*SHORT EXERCISE*
In the entries below, find every line holding the string "JSON" and collect it.

Collected data entries

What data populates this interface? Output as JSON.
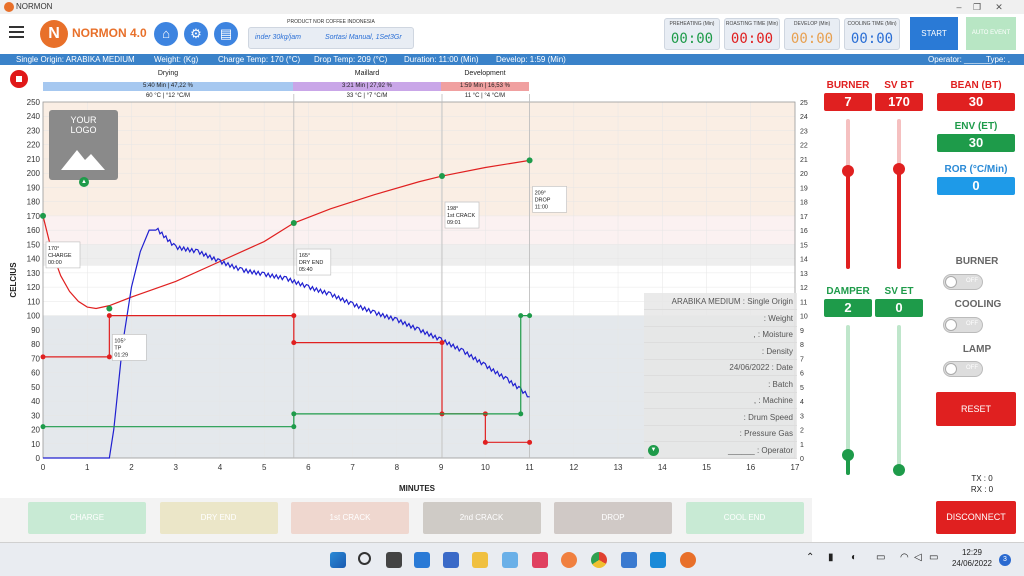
{
  "window": {
    "title": "NORMON"
  },
  "header": {
    "brand": "NORMON 4.0",
    "product_label": "PRODUCT NOR COFFEE INDONESIA",
    "product_capacity": "inder 30kg/jam",
    "product_sort": "Sortasi Manual, 1Set3Gr",
    "timers": [
      {
        "label": "PREHEATING (Min)",
        "value": "00:00",
        "color": "#1e9b4a"
      },
      {
        "label": "ROASTING TIME (Min)",
        "value": "00:00",
        "color": "#e02020"
      },
      {
        "label": "DEVELOP (Min)",
        "value": "00:00",
        "color": "#e8a050"
      },
      {
        "label": "COOLING TIME (Min)",
        "value": "00:00",
        "color": "#2a6fd6"
      }
    ],
    "start_label": "START",
    "auto_event_label": "AUTO EVENT"
  },
  "infobar": {
    "origin": "Single Origin: ARABIKA MEDIUM",
    "weight": "Weight:  (Kg)",
    "charge": "Charge Temp: 170 (°C)",
    "drop": "Drop Temp: 209 (°C)",
    "duration": "Duration: 11:00 (Min)",
    "develop": "Develop: 1:59 (Min)",
    "operator": "Operator: ______",
    "type": "Type: ,"
  },
  "phases": [
    {
      "name": "Drying",
      "time": "5:40 Min | 47,22 %",
      "temp": "60 °C | °12 °C/M",
      "color": "#a6c8f0"
    },
    {
      "name": "Maillard",
      "time": "3:21 Min | 27,92 %",
      "temp": "33 °C | °7 °C/M",
      "color": "#c9a6e8"
    },
    {
      "name": "Development",
      "time": "1:59 Min | 16,53 %",
      "temp": "11 °C | °4 °C/M",
      "color": "#f0a0a0"
    }
  ],
  "logo": {
    "line1": "YOUR",
    "line2": "LOGO"
  },
  "chart_data": {
    "type": "line",
    "xlabel": "MINUTES",
    "ylabel": "CELCIUS",
    "y2label": "ROR (°C/Min)",
    "xlim": [
      0,
      17
    ],
    "ylim": [
      0,
      250
    ],
    "y2lim": [
      0,
      25
    ],
    "x_ticks": [
      0,
      1,
      2,
      3,
      4,
      5,
      6,
      7,
      8,
      9,
      10,
      11,
      12,
      13,
      14,
      15,
      16,
      17
    ],
    "y_ticks": [
      0,
      10,
      20,
      30,
      40,
      50,
      60,
      70,
      80,
      90,
      100,
      110,
      120,
      130,
      140,
      150,
      160,
      170,
      180,
      190,
      200,
      210,
      220,
      230,
      240,
      250
    ],
    "y2_ticks": [
      0,
      1,
      2,
      3,
      4,
      5,
      6,
      7,
      8,
      9,
      10,
      11,
      12,
      13,
      14,
      15,
      16,
      17,
      18,
      19,
      20,
      21,
      22,
      23,
      24,
      25
    ],
    "series": [
      {
        "color": "#e02020",
        "points": [
          [
            0,
            170
          ],
          [
            0.2,
            145
          ],
          [
            0.4,
            128
          ],
          [
            0.6,
            117
          ],
          [
            0.8,
            110
          ],
          [
            1.0,
            106
          ],
          [
            1.2,
            105
          ],
          [
            1.5,
            107
          ],
          [
            2,
            113
          ],
          [
            3,
            124
          ],
          [
            4,
            138
          ],
          [
            5,
            152
          ],
          [
            5.67,
            165
          ],
          [
            6.5,
            175
          ],
          [
            7.5,
            185
          ],
          [
            8.5,
            194
          ],
          [
            9.02,
            198
          ],
          [
            10,
            204
          ],
          [
            11,
            209
          ]
        ]
      },
      {
        "color": "#2020d0",
        "points": [
          [
            0,
            0
          ],
          [
            1.5,
            -2
          ],
          [
            1.6,
            2
          ],
          [
            1.8,
            8
          ],
          [
            2.0,
            12
          ],
          [
            2.2,
            14.5
          ],
          [
            2.4,
            16
          ],
          [
            2.6,
            16
          ],
          [
            3,
            14.8
          ],
          [
            3.5,
            14.5
          ],
          [
            4,
            13.8
          ],
          [
            4.5,
            13.2
          ],
          [
            5,
            12.9
          ],
          [
            5.5,
            12.6
          ],
          [
            6,
            12
          ],
          [
            6.5,
            11.5
          ],
          [
            7,
            10.8
          ],
          [
            7.5,
            10.2
          ],
          [
            8,
            9.7
          ],
          [
            8.5,
            9.0
          ],
          [
            9,
            8.3
          ],
          [
            9.5,
            7.5
          ],
          [
            10,
            6.5
          ],
          [
            10.5,
            5.5
          ],
          [
            10.8,
            4.8
          ],
          [
            11,
            4.3
          ]
        ]
      },
      {
        "color": "#e02020",
        "points": [
          [
            0,
            71
          ],
          [
            1.5,
            71
          ],
          [
            1.5,
            100
          ],
          [
            5.67,
            100
          ],
          [
            5.67,
            81
          ],
          [
            9.02,
            81
          ],
          [
            9.02,
            31
          ],
          [
            10,
            31
          ],
          [
            10,
            11
          ],
          [
            11,
            11
          ]
        ]
      },
      {
        "color": "#1e9b4a",
        "points": [
          [
            0,
            22
          ],
          [
            5.67,
            22
          ],
          [
            5.67,
            31
          ],
          [
            10.8,
            31
          ],
          [
            10.8,
            100
          ],
          [
            11,
            100
          ]
        ]
      }
    ],
    "events": [
      {
        "label1": "170°",
        "label2": "CHARGE",
        "label3": "00:00",
        "x": 0,
        "y": 170
      },
      {
        "label1": "105°",
        "label2": "TP",
        "label3": "01:29",
        "x": 1.5,
        "y": 105
      },
      {
        "label1": "165°",
        "label2": "DRY END",
        "label3": "05:40",
        "x": 5.67,
        "y": 165
      },
      {
        "label1": "198°",
        "label2": "1st CRACK",
        "label3": "09:01",
        "x": 9.02,
        "y": 198
      },
      {
        "label1": "209°",
        "label2": "DROP",
        "label3": "11:00",
        "x": 11,
        "y": 209
      }
    ]
  },
  "info_panel": [
    {
      "value": "ARABIKA MEDIUM",
      "key": ": Single Origin"
    },
    {
      "value": "",
      "key": ": Weight"
    },
    {
      "value": ",",
      "key": ": Moisture"
    },
    {
      "value": "",
      "key": ": Density"
    },
    {
      "value": "24/06/2022",
      "key": ": Date"
    },
    {
      "value": "",
      "key": ": Batch"
    },
    {
      "value": ",",
      "key": ": Machine"
    },
    {
      "value": "",
      "key": ": Drum Speed"
    },
    {
      "value": "",
      "key": ": Pressure Gas"
    },
    {
      "value": "______",
      "key": ": Operator"
    }
  ],
  "controls": {
    "burner_label": "BURNER",
    "burner_val": "7",
    "svbt_label": "SV BT",
    "svbt_val": "170",
    "damper_label": "DAMPER",
    "damper_val": "2",
    "svet_label": "SV ET",
    "svet_val": "0",
    "bean_label": "BEAN (BT)",
    "bean_val": "30",
    "env_label": "ENV (ET)",
    "env_val": "30",
    "ror_label": "ROR (°C/Min)",
    "ror_val": "0",
    "toggle_burner": "BURNER",
    "toggle_cooling": "COOLING",
    "toggle_lamp": "LAMP",
    "off": "OFF",
    "reset": "RESET",
    "tx": "TX : 0",
    "rx": "RX : 0",
    "disconnect": "DISCONNECT"
  },
  "events_buttons": [
    "CHARGE",
    "DRY END",
    "1st CRACK",
    "2nd CRACK",
    "DROP",
    "COOL END"
  ],
  "taskbar": {
    "time": "12:29",
    "date": "24/06/2022",
    "badge": "3"
  }
}
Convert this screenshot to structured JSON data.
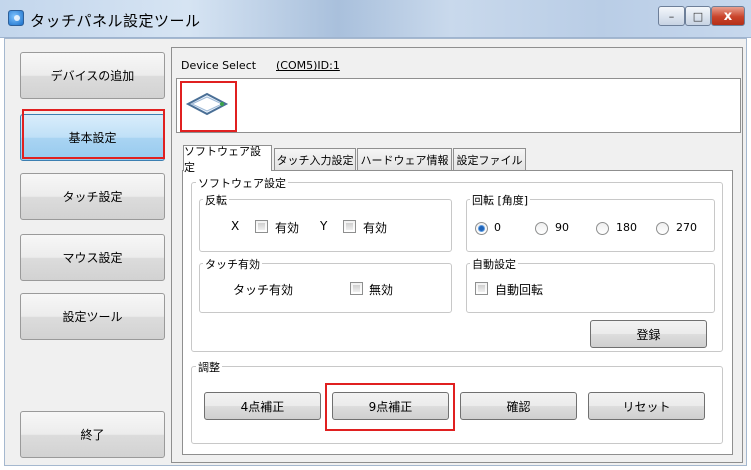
{
  "window": {
    "title": "タッチパネル設定ツール",
    "minimize_symbol": "–",
    "maximize_symbol": "□",
    "close_symbol": "x"
  },
  "nav": {
    "add_device": "デバイスの追加",
    "basic_settings": "基本設定",
    "touch_settings": "タッチ設定",
    "mouse_settings": "マウス設定",
    "settings_tool": "設定ツール",
    "exit": "終了",
    "active": "basic_settings"
  },
  "device": {
    "label": "Device Select",
    "selected": "(COM5)ID:1",
    "icon": "touch-panel-icon"
  },
  "tabs": {
    "software": "ソフトウェア設定",
    "touch_input": "タッチ入力設定",
    "hardware_info": "ハードウェア情報",
    "settings_file": "設定ファイル",
    "active": "software"
  },
  "software": {
    "group_title": "ソフトウェア設定",
    "invert": {
      "title": "反転",
      "x_label": "X",
      "x_enable": "有効",
      "y_label": "Y",
      "y_enable": "有効"
    },
    "rotation": {
      "title": "回転 [角度]",
      "options": [
        "0",
        "90",
        "180",
        "270"
      ],
      "selected": "0"
    },
    "touch_enable": {
      "title": "タッチ有効",
      "label": "タッチ有効",
      "disable": "無効"
    },
    "auto": {
      "title": "自動設定",
      "auto_rotate": "自動回転"
    },
    "register_button": "登録"
  },
  "calibration": {
    "title": "調整",
    "four_point": "4点補正",
    "nine_point": "9点補正",
    "confirm": "確認",
    "reset": "リセット"
  },
  "colors": {
    "highlight": "#e02020",
    "active_nav": "#a9d4f2",
    "radio_selected": "#1f63b8"
  }
}
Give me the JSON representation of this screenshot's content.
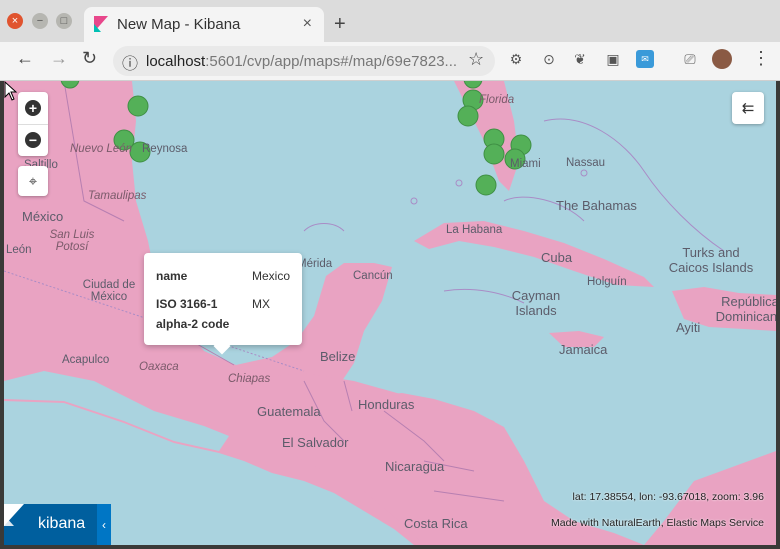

*FINISHED ANSWER*
What data populates this interface? Output as JSON.
Convert this screenshot to structured JSON data.
Give me the JSON representation of this screenshot's content.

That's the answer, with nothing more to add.